__Travail demandé__. Restitue sous forme de liste JSON de chaînes, une chaîne par ligne et sans les lignes vides, les lignes du relevé allant de celle qui contient « 332, 167, 373] » jusqu'à la dernière ligne du relevé, incluse.

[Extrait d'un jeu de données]
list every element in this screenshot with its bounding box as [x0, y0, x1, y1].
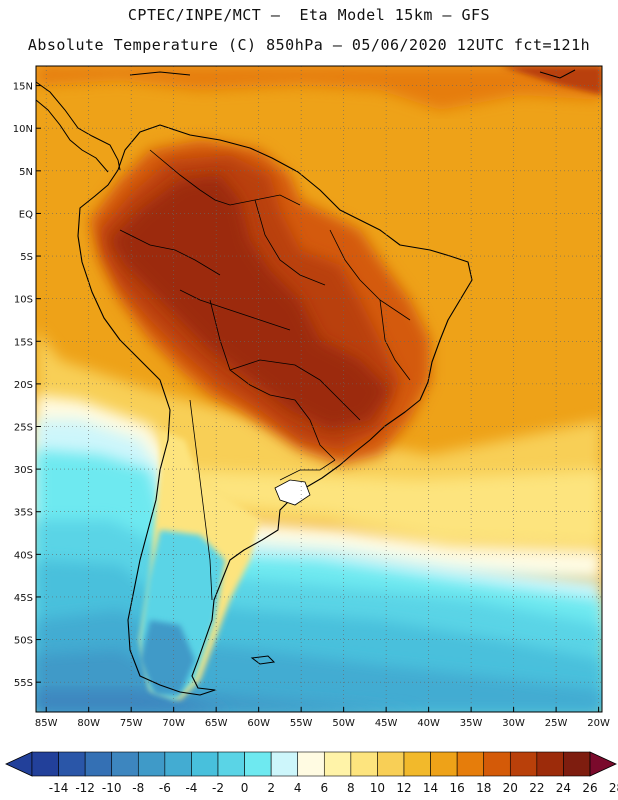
lat-label: 5S: [20, 252, 33, 263]
lon-label: 25W: [545, 718, 568, 729]
lat-label: 55S: [14, 678, 33, 689]
colorbar-swatch: [111, 751, 139, 777]
blue-darkest-band: [36, 690, 230, 712]
latitude-labels: 15N 10N 5N EQ 5S 10S 15S 20S 25S 30S 35S 40S 45S 50S 5…: [13, 82, 33, 690]
colorbar-swatch: [509, 751, 538, 777]
lon-label: 50W: [332, 718, 355, 729]
colorbar-label: 8: [347, 781, 355, 795]
north-hot-band: [36, 66, 602, 110]
colorbar-label: -6: [159, 781, 171, 795]
lat-label: EQ: [19, 209, 33, 220]
colorbar-label: 26: [582, 781, 597, 795]
colorbar-label: 18: [476, 781, 491, 795]
colorbar-swatch: [58, 751, 86, 777]
colorbar-label: -12: [75, 781, 95, 795]
map-subtitle: Absolute Temperature (C) 850hPa – 05/06/…: [27, 36, 591, 54]
colorbar-label: -14: [49, 781, 69, 795]
caribbean-islands: [129, 71, 191, 76]
colorbar-swatch: [483, 751, 511, 777]
lat-label: 10S: [14, 295, 33, 306]
longitude-labels: 85W 80W 75W 70W 65W 60W 55W 50W 45W 40W 35W 30W 25W 2…: [35, 718, 610, 729]
colorbar-label: 6: [320, 781, 328, 795]
colorbar-label: 0: [241, 781, 249, 795]
colorbar-high-arrow: [589, 751, 617, 777]
colorbar-swatch: [244, 751, 272, 777]
caribbean-hot-spot: [500, 66, 602, 95]
colorbar-swatch: [323, 751, 352, 777]
lon-label: 20W: [587, 718, 610, 729]
lat-label: 50S: [14, 636, 33, 647]
central-america-coastline: [36, 81, 121, 171]
colorbar-swatch: [456, 751, 485, 777]
lon-label: 60W: [247, 718, 270, 729]
map-title: CPTEC/INPE/MCT – Eta Model 15km – GFS: [127, 6, 491, 24]
colorbar-low-arrow: [5, 751, 33, 777]
colorbar-swatch: [270, 751, 299, 777]
colorbar-label: 16: [450, 781, 465, 795]
lon-label: 75W: [120, 718, 143, 729]
lon-label: 55W: [290, 718, 313, 729]
country-borders: [119, 149, 411, 601]
colorbar-label: 4: [294, 781, 302, 795]
colorbar-swatch: [350, 751, 378, 777]
colorbar-label: -8: [132, 781, 144, 795]
central-america-pacific-coast: [36, 99, 109, 173]
colorbar-swatch: [536, 751, 564, 777]
colorbar-label: 14: [423, 781, 438, 795]
lon-label: 30W: [502, 718, 525, 729]
lon-label: 45W: [375, 718, 398, 729]
map-frame: [35, 65, 603, 713]
colorbar-label: 22: [529, 781, 544, 795]
colorbar-label: 20: [503, 781, 518, 795]
colorbar-label: -2: [212, 781, 224, 795]
colorbar-label: -10: [102, 781, 122, 795]
colorbar-swatch: [563, 751, 591, 777]
colorbar-swatch: [377, 751, 405, 777]
lesser-antilles: [539, 69, 576, 79]
lat-label: 40S: [14, 550, 33, 561]
falkland-islands: [250, 655, 276, 665]
colorbar-swatch: [430, 751, 458, 777]
lon-label: 40W: [417, 718, 440, 729]
colorbar-label: 24: [556, 781, 571, 795]
land-hottest-zone: [110, 175, 390, 430]
temperature-field: [36, 66, 602, 712]
lat-label: 20S: [14, 380, 33, 391]
colorbar-label: -4: [185, 781, 197, 795]
lat-label: 35S: [14, 508, 33, 519]
lon-label: 65W: [205, 718, 228, 729]
lat-label: 15N: [13, 82, 33, 93]
colorbar-swatch: [403, 751, 431, 777]
lat-label: 30S: [14, 465, 33, 476]
lat-label: 10N: [13, 124, 33, 135]
colorbar-label: 12: [396, 781, 411, 795]
colorbar-label: 2: [267, 781, 275, 795]
colorbar-swatch: [31, 751, 59, 777]
colorbar-label: 28: [609, 781, 618, 795]
colorbar: -14 -12 -10 -8 -6 -4 -2 0 2 4 6 8 10 12 14 16 18 20 22 24 26…: [5, 751, 618, 795]
lat-label: 5N: [19, 167, 33, 178]
colorbar-swatch: [137, 751, 166, 777]
lon-label: 80W: [77, 718, 100, 729]
patagonia-cold: [140, 620, 195, 695]
lat-label: 45S: [14, 593, 33, 604]
graticule: [36, 66, 602, 712]
colorbar-label: 10: [370, 781, 385, 795]
lon-label: 35W: [460, 718, 483, 729]
colorbar-swatch: [217, 751, 245, 777]
lat-label: 25S: [14, 422, 33, 433]
lat-label: 15S: [14, 337, 33, 348]
colorbar-swatch: [191, 751, 219, 777]
lon-label: 85W: [35, 718, 58, 729]
colorbar-swatch: [164, 751, 192, 777]
colorbar-swatch: [84, 751, 113, 777]
lon-label: 70W: [162, 718, 185, 729]
colorbar-swatch: [297, 751, 325, 777]
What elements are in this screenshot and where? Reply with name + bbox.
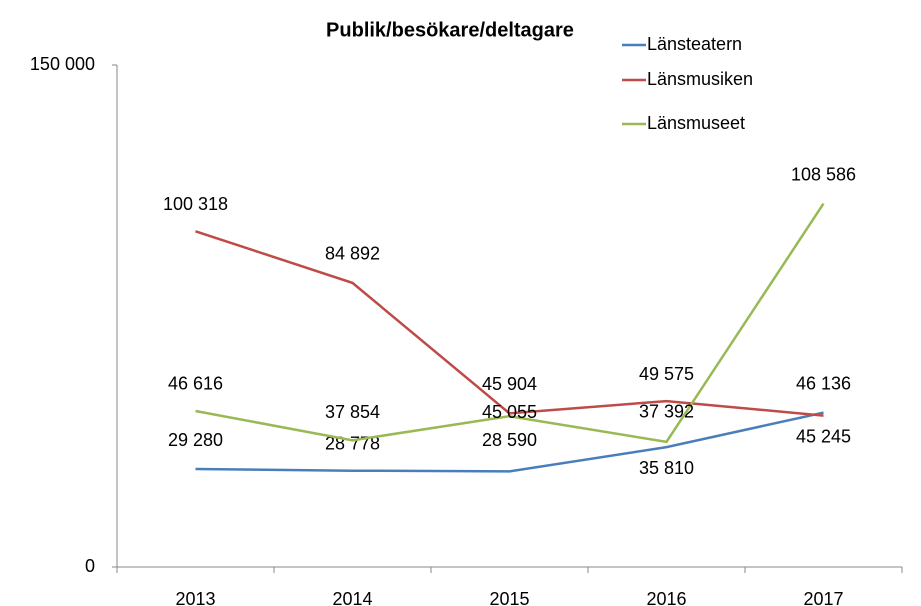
- data-label: 35 810: [639, 458, 694, 478]
- data-label: 45 904: [482, 374, 537, 394]
- legend-label: Länsmuseet: [647, 113, 745, 133]
- data-label: 84 892: [325, 244, 380, 264]
- x-tick-label: 2014: [332, 589, 372, 606]
- data-label: 29 280: [168, 430, 223, 450]
- chart-title: Publik/besökare/deltagare: [326, 19, 574, 41]
- data-label: 46 136: [796, 373, 851, 393]
- x-tick-label: 2013: [175, 589, 215, 606]
- series-line: [195, 202, 825, 444]
- series-line: [195, 230, 824, 417]
- x-tick-label: 2015: [489, 589, 529, 606]
- data-label: 108 586: [791, 164, 856, 184]
- legend-label: Länsteatern: [647, 34, 742, 54]
- data-label: 28 590: [482, 430, 537, 450]
- data-label: 49 575: [639, 364, 694, 384]
- y-tick-label: 150 000: [30, 54, 95, 74]
- data-label: 45 245: [796, 426, 851, 446]
- data-label: 46 616: [168, 374, 223, 394]
- y-tick-label: 0: [85, 556, 95, 576]
- data-label: 37 854: [325, 402, 380, 422]
- data-label: 37 392: [639, 402, 694, 422]
- data-label: 45 055: [482, 402, 537, 422]
- series-line: [195, 411, 824, 473]
- x-tick-label: 2016: [646, 589, 686, 606]
- legend-label: Länsmusiken: [647, 69, 753, 89]
- x-tick-label: 2017: [803, 589, 843, 606]
- data-label: 100 318: [163, 194, 228, 214]
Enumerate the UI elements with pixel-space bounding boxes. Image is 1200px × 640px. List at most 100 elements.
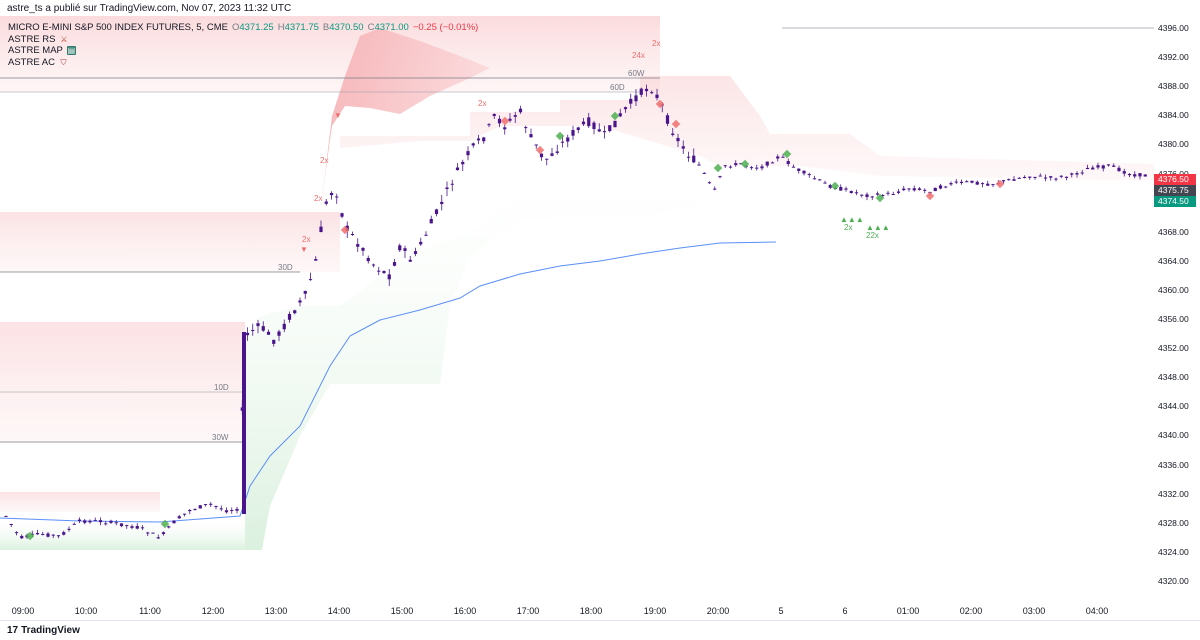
candle-body bbox=[644, 88, 649, 92]
candle-body bbox=[324, 201, 328, 204]
candle-body bbox=[818, 179, 822, 181]
candle-body bbox=[597, 129, 601, 132]
candle-body bbox=[424, 234, 428, 236]
high-value: 4371.75 bbox=[284, 22, 319, 33]
indicator-name[interactable]: ASTRE AC bbox=[8, 56, 55, 68]
marker-2x-d: 2x bbox=[478, 99, 486, 108]
candle-body bbox=[975, 181, 979, 185]
price-tick-label: 4364.00 bbox=[1158, 255, 1189, 266]
candle-body bbox=[697, 164, 701, 166]
tradingview-logo-icon: 17 bbox=[7, 625, 19, 636]
candle-body bbox=[366, 257, 370, 262]
candle-body bbox=[686, 156, 691, 158]
candle-body bbox=[434, 209, 439, 215]
candle-body bbox=[529, 134, 533, 138]
candle-body bbox=[371, 264, 376, 266]
price-axis[interactable]: 4396.00 4392.00 4388.00 4384.00 4380.00 4376.… bbox=[1154, 16, 1200, 604]
marker-2x-c: 2x bbox=[320, 156, 328, 165]
candle-body bbox=[639, 88, 643, 95]
candle-body bbox=[51, 534, 55, 536]
price-tick-label: 4352.00 bbox=[1158, 343, 1189, 354]
time-axis[interactable]: 09:00 10:00 11:00 12:00 13:00 14:00 15:00 16:00… bbox=[0, 604, 1154, 620]
volume-profile bbox=[320, 28, 490, 216]
candle-body bbox=[476, 138, 481, 141]
attribution-bar: astre_ts a publié sur TradingView.com, N… bbox=[0, 0, 1200, 16]
chart-pane[interactable]: 60W 60D 30D 10D 30W 2x 2x 2x 2x 24x 2x 2… bbox=[0, 16, 1154, 604]
candle-body bbox=[224, 510, 229, 513]
candle-body bbox=[387, 274, 391, 280]
chart-canvas[interactable]: 60W 60D 30D 10D 30W 2x 2x 2x 2x 24x 2x 2… bbox=[0, 16, 1154, 604]
candle-body bbox=[161, 532, 166, 535]
candle-body bbox=[235, 508, 239, 511]
price-tick-label: 4356.00 bbox=[1158, 314, 1189, 324]
candle-body bbox=[707, 182, 712, 184]
candle-body bbox=[1106, 164, 1111, 166]
candle-body bbox=[497, 118, 502, 124]
indicator-name[interactable]: ASTRE MAP bbox=[8, 45, 63, 56]
triangle-down-a: ▼ bbox=[300, 245, 308, 254]
candle-body bbox=[361, 247, 365, 251]
candle-body bbox=[455, 167, 460, 171]
candle-body bbox=[854, 192, 859, 194]
legend-symbol-row[interactable]: MICRO E-MINI S&P 500 INDEX FUTURES, 5, C… bbox=[8, 22, 478, 34]
indicator-name[interactable]: ASTRE RS bbox=[8, 33, 56, 45]
candle-body bbox=[450, 183, 454, 185]
candle-body bbox=[907, 188, 911, 190]
indicator-astre-ac[interactable]: ASTRE AC ⛉ bbox=[8, 57, 478, 69]
resistance-zones bbox=[0, 16, 1154, 512]
candle-body bbox=[1054, 178, 1058, 180]
candle-body bbox=[188, 509, 192, 512]
price-tick-label: 4340.00 bbox=[1158, 430, 1189, 441]
candle-body bbox=[1133, 174, 1137, 177]
candle-body bbox=[1122, 171, 1126, 174]
candle-body bbox=[272, 339, 276, 344]
support-zones bbox=[0, 166, 1154, 550]
candle-body bbox=[886, 192, 890, 194]
price-tick-label: 4328.00 bbox=[1158, 517, 1189, 528]
candle-body bbox=[77, 519, 82, 522]
indicator-astre-rs[interactable]: ASTRE RS ⚔ bbox=[8, 34, 478, 46]
time-tick-label: 14:00 bbox=[327, 606, 351, 616]
candle-body bbox=[1028, 176, 1032, 178]
candle-body bbox=[261, 326, 265, 331]
price-badge-ask: 4376.50 bbox=[1154, 174, 1196, 185]
indicator-astre-map[interactable]: ASTRE MAP ▤ bbox=[8, 45, 478, 57]
time-tick-label: 01:00 bbox=[896, 606, 920, 616]
price-tick-label: 4360.00 bbox=[1158, 284, 1189, 295]
candle-body bbox=[954, 181, 958, 183]
label-10d: 10D bbox=[214, 383, 229, 392]
candle-body bbox=[1138, 173, 1142, 177]
candle-body bbox=[408, 259, 412, 262]
candle-body bbox=[749, 167, 754, 169]
zone-10d bbox=[0, 322, 245, 442]
candle-body bbox=[1038, 175, 1042, 177]
candle-body bbox=[1117, 167, 1121, 172]
candle-body bbox=[209, 503, 213, 505]
candle-body bbox=[944, 186, 948, 188]
candle-body bbox=[1101, 165, 1105, 169]
candle-body bbox=[870, 196, 874, 198]
candle-body bbox=[172, 520, 176, 524]
time-tick-label: 17:00 bbox=[516, 606, 540, 616]
candle-body bbox=[1075, 173, 1079, 175]
candle-body bbox=[1070, 173, 1074, 175]
time-tick-label: 12:00 bbox=[201, 606, 225, 616]
candle-body bbox=[314, 259, 318, 261]
candle-body bbox=[1085, 167, 1090, 170]
candle-body bbox=[41, 533, 45, 535]
candle-body bbox=[503, 127, 507, 130]
symbol-name[interactable]: MICRO E-MINI S&P 500 INDEX FUTURES, 5, C… bbox=[8, 22, 228, 33]
time-tick-label: 20:00 bbox=[706, 606, 730, 616]
candle-body bbox=[251, 330, 255, 332]
candle-body bbox=[728, 166, 733, 168]
candle-body bbox=[46, 533, 50, 537]
candle-body bbox=[655, 94, 659, 99]
price-tick-label: 4324.00 bbox=[1158, 546, 1189, 557]
candle-body bbox=[1012, 179, 1016, 181]
candle-body bbox=[545, 158, 549, 160]
tradingview-logo[interactable]: 17 TradingView bbox=[7, 625, 80, 636]
candle-body bbox=[429, 219, 433, 224]
marker-2x-f: 2x bbox=[844, 223, 852, 232]
candle-body bbox=[282, 323, 286, 330]
price-badge-bid: 4374.50 bbox=[1154, 196, 1196, 207]
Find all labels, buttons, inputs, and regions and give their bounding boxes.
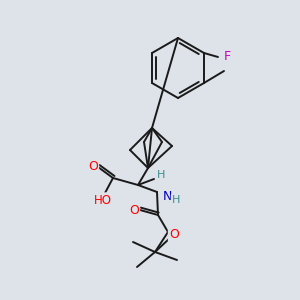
- Text: O: O: [88, 160, 98, 172]
- Text: HO: HO: [94, 194, 112, 206]
- Text: O: O: [169, 227, 179, 241]
- Text: O: O: [129, 205, 139, 218]
- Text: H: H: [172, 195, 180, 205]
- Text: F: F: [224, 50, 230, 64]
- Text: N: N: [162, 190, 172, 202]
- Text: H: H: [157, 170, 165, 180]
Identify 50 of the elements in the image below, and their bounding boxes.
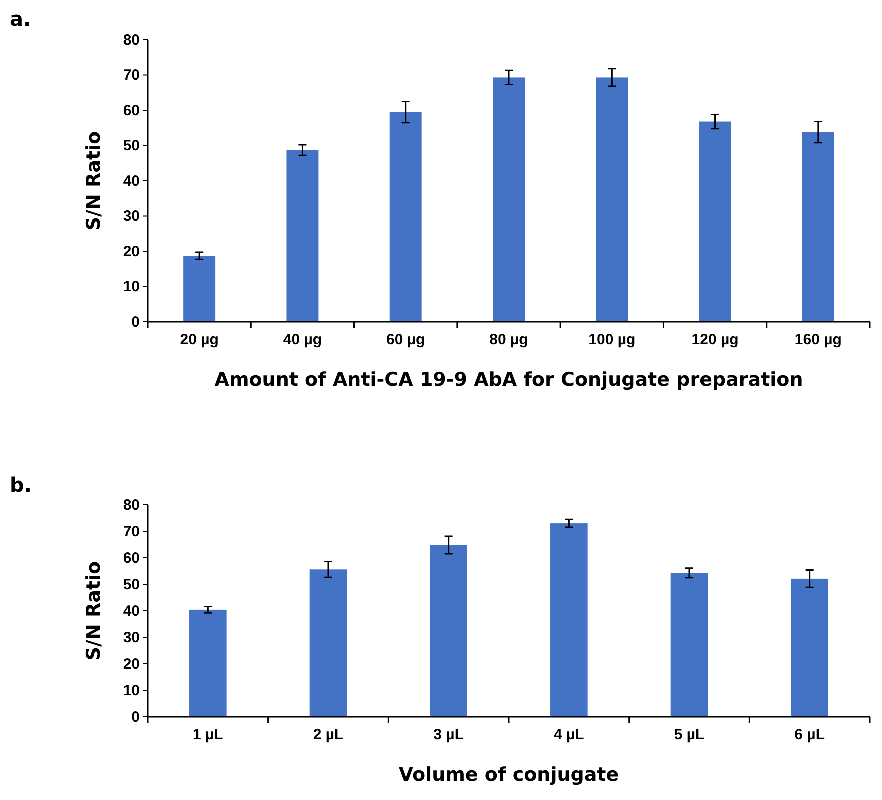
y-tick-label: 30 xyxy=(123,208,140,226)
y-tick-label: 40 xyxy=(123,172,140,190)
y-tick-label: 0 xyxy=(132,708,140,726)
chart-title: a. xyxy=(10,7,32,31)
y-tick-label: 10 xyxy=(123,682,140,700)
y-tick-label: 60 xyxy=(123,102,140,120)
x-tick-label: 3 µL xyxy=(434,726,464,744)
y-tick-label: 70 xyxy=(123,523,140,540)
bar xyxy=(184,256,216,322)
y-tick-label: 60 xyxy=(123,550,140,567)
x-tick-label: 5 µL xyxy=(674,726,705,744)
bar xyxy=(802,132,834,322)
x-tick-label: 6 µL xyxy=(794,726,825,744)
y-tick-label: 50 xyxy=(123,576,140,594)
y-tick-label: 30 xyxy=(123,629,140,646)
bar xyxy=(390,112,422,322)
x-tick-label: 4 µL xyxy=(554,726,584,744)
x-tick-label: 160 µg xyxy=(794,332,842,349)
x-axis-title: Volume of conjugate xyxy=(398,764,620,786)
y-tick-label: 20 xyxy=(123,656,140,673)
bar xyxy=(596,78,628,322)
x-tick-label: 20 µg xyxy=(180,332,219,349)
bar xyxy=(430,545,468,717)
y-tick-label: 0 xyxy=(132,314,140,331)
bar xyxy=(699,122,732,322)
x-axis-title: Amount of Anti-CA 19-9 AbA for Conjugate preparation xyxy=(214,369,804,391)
y-tick-label: 20 xyxy=(123,243,140,260)
x-tick-label: 40 µg xyxy=(283,332,322,349)
x-tick-label: 60 µg xyxy=(386,332,426,349)
chart-title: b. xyxy=(10,473,32,497)
bar xyxy=(286,150,319,322)
x-tick-label: 100 µg xyxy=(588,332,636,349)
x-tick-label: 80 µg xyxy=(490,332,528,349)
y-tick-label: 80 xyxy=(123,32,140,49)
bar xyxy=(670,573,708,717)
x-tick-label: 2 µL xyxy=(313,726,344,744)
y-tick-label: 50 xyxy=(123,138,140,155)
y-axis-title: S/N Ratio xyxy=(83,131,105,231)
y-tick-label: 70 xyxy=(123,67,140,84)
y-tick-label: 40 xyxy=(123,602,140,620)
bar xyxy=(190,610,227,717)
bar xyxy=(550,524,588,717)
y-tick-label: 80 xyxy=(123,496,140,514)
y-tick-label: 10 xyxy=(123,278,140,296)
y-axis-title: S/N Ratio xyxy=(83,561,105,661)
x-tick-label: 1 µL xyxy=(193,726,224,744)
bar xyxy=(791,578,828,717)
bar xyxy=(310,570,348,717)
x-tick-label: 120 µg xyxy=(692,332,739,349)
bar xyxy=(493,78,525,322)
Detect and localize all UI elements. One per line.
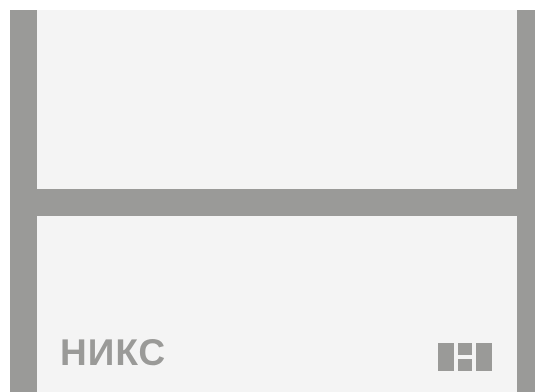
brand-wordmark: НИКС	[60, 332, 167, 373]
niks-logo-icon	[438, 343, 492, 371]
frame-middle-bar	[10, 189, 535, 216]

__En réponse__.
[
  "brand-wordmark: НИКС\t[60, 332, 167, 373]",
  "niks-logo-icon\t[438, 343, 492, 371]",
  "frame-middle-bar\t[10, 189, 535, 216]"
]